WRITTEN TASK ▸ Every line below is to be quoted exactly, with nothing added or dropped.

Collection entries:

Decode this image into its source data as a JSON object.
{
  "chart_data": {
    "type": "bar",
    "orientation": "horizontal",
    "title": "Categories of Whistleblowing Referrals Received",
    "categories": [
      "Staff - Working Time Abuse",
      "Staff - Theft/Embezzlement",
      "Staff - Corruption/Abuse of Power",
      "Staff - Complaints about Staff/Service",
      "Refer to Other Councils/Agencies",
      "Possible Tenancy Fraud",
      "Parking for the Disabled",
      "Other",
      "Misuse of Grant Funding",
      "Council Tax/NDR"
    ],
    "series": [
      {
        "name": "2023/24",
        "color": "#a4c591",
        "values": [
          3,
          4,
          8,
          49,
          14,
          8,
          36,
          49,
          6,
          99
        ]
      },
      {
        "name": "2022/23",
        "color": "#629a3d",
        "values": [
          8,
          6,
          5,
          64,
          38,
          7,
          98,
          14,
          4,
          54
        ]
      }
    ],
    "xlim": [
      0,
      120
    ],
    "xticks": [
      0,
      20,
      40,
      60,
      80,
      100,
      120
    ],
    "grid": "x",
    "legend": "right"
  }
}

SOLUTION TO THIS EXERCISE ▸
Decode this image into its source data as a JSON object.
{
  "chart_data": {
    "type": "bar",
    "orientation": "horizontal",
    "title": "Categories of Whistleblowing Referrals Received",
    "categories": [
      "Staff - Working Time Abuse",
      "Staff - Theft/Embezzlement",
      "Staff - Corruption/Abuse of Power",
      "Staff - Complaints about Staff/Service",
      "Refer to Other Councils/Agencies",
      "Possible Tenancy Fraud",
      "Parking for the Disabled",
      "Other",
      "Misuse of Grant Funding",
      "Council Tax/NDR"
    ],
    "series": [
      {
        "name": "2023/24",
        "color": "#a4c591",
        "values": [
          3,
          4,
          8,
          49,
          14,
          8,
          36,
          49,
          6,
          99
        ]
      },
      {
        "name": "2022/23",
        "color": "#629a3d",
        "values": [
          8,
          6,
          5,
          64,
          38,
          7,
          98,
          14,
          4,
          54
        ]
      }
    ],
    "xlim": [
      0,
      120
    ],
    "xticks": [
      0,
      20,
      40,
      60,
      80,
      100,
      120
    ],
    "grid": "x",
    "legend": "right"
  }
}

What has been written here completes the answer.